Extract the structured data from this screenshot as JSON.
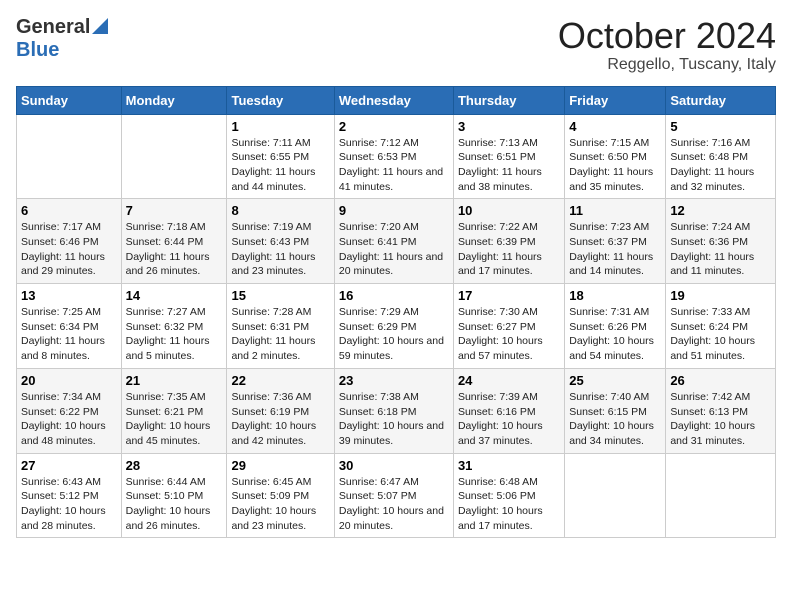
{
  "header": {
    "logo_general": "General",
    "logo_blue": "Blue",
    "month": "October 2024",
    "location": "Reggello, Tuscany, Italy"
  },
  "days_of_week": [
    "Sunday",
    "Monday",
    "Tuesday",
    "Wednesday",
    "Thursday",
    "Friday",
    "Saturday"
  ],
  "weeks": [
    [
      {
        "day": "",
        "info": ""
      },
      {
        "day": "",
        "info": ""
      },
      {
        "day": "1",
        "info": "Sunrise: 7:11 AM\nSunset: 6:55 PM\nDaylight: 11 hours and 44 minutes."
      },
      {
        "day": "2",
        "info": "Sunrise: 7:12 AM\nSunset: 6:53 PM\nDaylight: 11 hours and 41 minutes."
      },
      {
        "day": "3",
        "info": "Sunrise: 7:13 AM\nSunset: 6:51 PM\nDaylight: 11 hours and 38 minutes."
      },
      {
        "day": "4",
        "info": "Sunrise: 7:15 AM\nSunset: 6:50 PM\nDaylight: 11 hours and 35 minutes."
      },
      {
        "day": "5",
        "info": "Sunrise: 7:16 AM\nSunset: 6:48 PM\nDaylight: 11 hours and 32 minutes."
      }
    ],
    [
      {
        "day": "6",
        "info": "Sunrise: 7:17 AM\nSunset: 6:46 PM\nDaylight: 11 hours and 29 minutes."
      },
      {
        "day": "7",
        "info": "Sunrise: 7:18 AM\nSunset: 6:44 PM\nDaylight: 11 hours and 26 minutes."
      },
      {
        "day": "8",
        "info": "Sunrise: 7:19 AM\nSunset: 6:43 PM\nDaylight: 11 hours and 23 minutes."
      },
      {
        "day": "9",
        "info": "Sunrise: 7:20 AM\nSunset: 6:41 PM\nDaylight: 11 hours and 20 minutes."
      },
      {
        "day": "10",
        "info": "Sunrise: 7:22 AM\nSunset: 6:39 PM\nDaylight: 11 hours and 17 minutes."
      },
      {
        "day": "11",
        "info": "Sunrise: 7:23 AM\nSunset: 6:37 PM\nDaylight: 11 hours and 14 minutes."
      },
      {
        "day": "12",
        "info": "Sunrise: 7:24 AM\nSunset: 6:36 PM\nDaylight: 11 hours and 11 minutes."
      }
    ],
    [
      {
        "day": "13",
        "info": "Sunrise: 7:25 AM\nSunset: 6:34 PM\nDaylight: 11 hours and 8 minutes."
      },
      {
        "day": "14",
        "info": "Sunrise: 7:27 AM\nSunset: 6:32 PM\nDaylight: 11 hours and 5 minutes."
      },
      {
        "day": "15",
        "info": "Sunrise: 7:28 AM\nSunset: 6:31 PM\nDaylight: 11 hours and 2 minutes."
      },
      {
        "day": "16",
        "info": "Sunrise: 7:29 AM\nSunset: 6:29 PM\nDaylight: 10 hours and 59 minutes."
      },
      {
        "day": "17",
        "info": "Sunrise: 7:30 AM\nSunset: 6:27 PM\nDaylight: 10 hours and 57 minutes."
      },
      {
        "day": "18",
        "info": "Sunrise: 7:31 AM\nSunset: 6:26 PM\nDaylight: 10 hours and 54 minutes."
      },
      {
        "day": "19",
        "info": "Sunrise: 7:33 AM\nSunset: 6:24 PM\nDaylight: 10 hours and 51 minutes."
      }
    ],
    [
      {
        "day": "20",
        "info": "Sunrise: 7:34 AM\nSunset: 6:22 PM\nDaylight: 10 hours and 48 minutes."
      },
      {
        "day": "21",
        "info": "Sunrise: 7:35 AM\nSunset: 6:21 PM\nDaylight: 10 hours and 45 minutes."
      },
      {
        "day": "22",
        "info": "Sunrise: 7:36 AM\nSunset: 6:19 PM\nDaylight: 10 hours and 42 minutes."
      },
      {
        "day": "23",
        "info": "Sunrise: 7:38 AM\nSunset: 6:18 PM\nDaylight: 10 hours and 39 minutes."
      },
      {
        "day": "24",
        "info": "Sunrise: 7:39 AM\nSunset: 6:16 PM\nDaylight: 10 hours and 37 minutes."
      },
      {
        "day": "25",
        "info": "Sunrise: 7:40 AM\nSunset: 6:15 PM\nDaylight: 10 hours and 34 minutes."
      },
      {
        "day": "26",
        "info": "Sunrise: 7:42 AM\nSunset: 6:13 PM\nDaylight: 10 hours and 31 minutes."
      }
    ],
    [
      {
        "day": "27",
        "info": "Sunrise: 6:43 AM\nSunset: 5:12 PM\nDaylight: 10 hours and 28 minutes."
      },
      {
        "day": "28",
        "info": "Sunrise: 6:44 AM\nSunset: 5:10 PM\nDaylight: 10 hours and 26 minutes."
      },
      {
        "day": "29",
        "info": "Sunrise: 6:45 AM\nSunset: 5:09 PM\nDaylight: 10 hours and 23 minutes."
      },
      {
        "day": "30",
        "info": "Sunrise: 6:47 AM\nSunset: 5:07 PM\nDaylight: 10 hours and 20 minutes."
      },
      {
        "day": "31",
        "info": "Sunrise: 6:48 AM\nSunset: 5:06 PM\nDaylight: 10 hours and 17 minutes."
      },
      {
        "day": "",
        "info": ""
      },
      {
        "day": "",
        "info": ""
      }
    ]
  ]
}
■ ■ ■ ■ ■ ■ ■
■ Stated problem ■
Quote the records in full and exactly; skip any image.

■ Solution to the exercise ■
Extract the structured data from this screenshot as JSON.
{
  "header": {
    "logo_general": "General",
    "logo_blue": "Blue",
    "month": "October 2024",
    "location": "Reggello, Tuscany, Italy"
  },
  "days_of_week": [
    "Sunday",
    "Monday",
    "Tuesday",
    "Wednesday",
    "Thursday",
    "Friday",
    "Saturday"
  ],
  "weeks": [
    [
      {
        "day": "",
        "info": ""
      },
      {
        "day": "",
        "info": ""
      },
      {
        "day": "1",
        "info": "Sunrise: 7:11 AM\nSunset: 6:55 PM\nDaylight: 11 hours and 44 minutes."
      },
      {
        "day": "2",
        "info": "Sunrise: 7:12 AM\nSunset: 6:53 PM\nDaylight: 11 hours and 41 minutes."
      },
      {
        "day": "3",
        "info": "Sunrise: 7:13 AM\nSunset: 6:51 PM\nDaylight: 11 hours and 38 minutes."
      },
      {
        "day": "4",
        "info": "Sunrise: 7:15 AM\nSunset: 6:50 PM\nDaylight: 11 hours and 35 minutes."
      },
      {
        "day": "5",
        "info": "Sunrise: 7:16 AM\nSunset: 6:48 PM\nDaylight: 11 hours and 32 minutes."
      }
    ],
    [
      {
        "day": "6",
        "info": "Sunrise: 7:17 AM\nSunset: 6:46 PM\nDaylight: 11 hours and 29 minutes."
      },
      {
        "day": "7",
        "info": "Sunrise: 7:18 AM\nSunset: 6:44 PM\nDaylight: 11 hours and 26 minutes."
      },
      {
        "day": "8",
        "info": "Sunrise: 7:19 AM\nSunset: 6:43 PM\nDaylight: 11 hours and 23 minutes."
      },
      {
        "day": "9",
        "info": "Sunrise: 7:20 AM\nSunset: 6:41 PM\nDaylight: 11 hours and 20 minutes."
      },
      {
        "day": "10",
        "info": "Sunrise: 7:22 AM\nSunset: 6:39 PM\nDaylight: 11 hours and 17 minutes."
      },
      {
        "day": "11",
        "info": "Sunrise: 7:23 AM\nSunset: 6:37 PM\nDaylight: 11 hours and 14 minutes."
      },
      {
        "day": "12",
        "info": "Sunrise: 7:24 AM\nSunset: 6:36 PM\nDaylight: 11 hours and 11 minutes."
      }
    ],
    [
      {
        "day": "13",
        "info": "Sunrise: 7:25 AM\nSunset: 6:34 PM\nDaylight: 11 hours and 8 minutes."
      },
      {
        "day": "14",
        "info": "Sunrise: 7:27 AM\nSunset: 6:32 PM\nDaylight: 11 hours and 5 minutes."
      },
      {
        "day": "15",
        "info": "Sunrise: 7:28 AM\nSunset: 6:31 PM\nDaylight: 11 hours and 2 minutes."
      },
      {
        "day": "16",
        "info": "Sunrise: 7:29 AM\nSunset: 6:29 PM\nDaylight: 10 hours and 59 minutes."
      },
      {
        "day": "17",
        "info": "Sunrise: 7:30 AM\nSunset: 6:27 PM\nDaylight: 10 hours and 57 minutes."
      },
      {
        "day": "18",
        "info": "Sunrise: 7:31 AM\nSunset: 6:26 PM\nDaylight: 10 hours and 54 minutes."
      },
      {
        "day": "19",
        "info": "Sunrise: 7:33 AM\nSunset: 6:24 PM\nDaylight: 10 hours and 51 minutes."
      }
    ],
    [
      {
        "day": "20",
        "info": "Sunrise: 7:34 AM\nSunset: 6:22 PM\nDaylight: 10 hours and 48 minutes."
      },
      {
        "day": "21",
        "info": "Sunrise: 7:35 AM\nSunset: 6:21 PM\nDaylight: 10 hours and 45 minutes."
      },
      {
        "day": "22",
        "info": "Sunrise: 7:36 AM\nSunset: 6:19 PM\nDaylight: 10 hours and 42 minutes."
      },
      {
        "day": "23",
        "info": "Sunrise: 7:38 AM\nSunset: 6:18 PM\nDaylight: 10 hours and 39 minutes."
      },
      {
        "day": "24",
        "info": "Sunrise: 7:39 AM\nSunset: 6:16 PM\nDaylight: 10 hours and 37 minutes."
      },
      {
        "day": "25",
        "info": "Sunrise: 7:40 AM\nSunset: 6:15 PM\nDaylight: 10 hours and 34 minutes."
      },
      {
        "day": "26",
        "info": "Sunrise: 7:42 AM\nSunset: 6:13 PM\nDaylight: 10 hours and 31 minutes."
      }
    ],
    [
      {
        "day": "27",
        "info": "Sunrise: 6:43 AM\nSunset: 5:12 PM\nDaylight: 10 hours and 28 minutes."
      },
      {
        "day": "28",
        "info": "Sunrise: 6:44 AM\nSunset: 5:10 PM\nDaylight: 10 hours and 26 minutes."
      },
      {
        "day": "29",
        "info": "Sunrise: 6:45 AM\nSunset: 5:09 PM\nDaylight: 10 hours and 23 minutes."
      },
      {
        "day": "30",
        "info": "Sunrise: 6:47 AM\nSunset: 5:07 PM\nDaylight: 10 hours and 20 minutes."
      },
      {
        "day": "31",
        "info": "Sunrise: 6:48 AM\nSunset: 5:06 PM\nDaylight: 10 hours and 17 minutes."
      },
      {
        "day": "",
        "info": ""
      },
      {
        "day": "",
        "info": ""
      }
    ]
  ]
}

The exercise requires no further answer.